BEGIN Material to process
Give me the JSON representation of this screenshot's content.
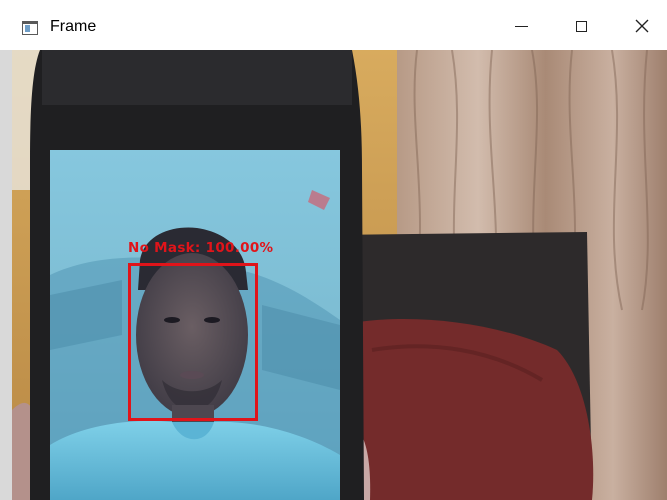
{
  "window": {
    "title": "Frame",
    "icon": "app-window-icon",
    "controls": {
      "minimize": "minimize-icon",
      "maximize": "maximize-icon",
      "close": "close-icon"
    }
  },
  "detection": {
    "label": "No Mask: 100.00%",
    "box_color": "#e0141a"
  }
}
END Material to process
• _Exercise description_
Go through the listing above and write it all out exactly, leaving out any picture.

• _In response_
Give me the JSON representation of this screenshot's content.
{
  "window": {
    "title": "Frame",
    "icon": "app-window-icon",
    "controls": {
      "minimize": "minimize-icon",
      "maximize": "maximize-icon",
      "close": "close-icon"
    }
  },
  "detection": {
    "label": "No Mask: 100.00%",
    "box_color": "#e0141a"
  }
}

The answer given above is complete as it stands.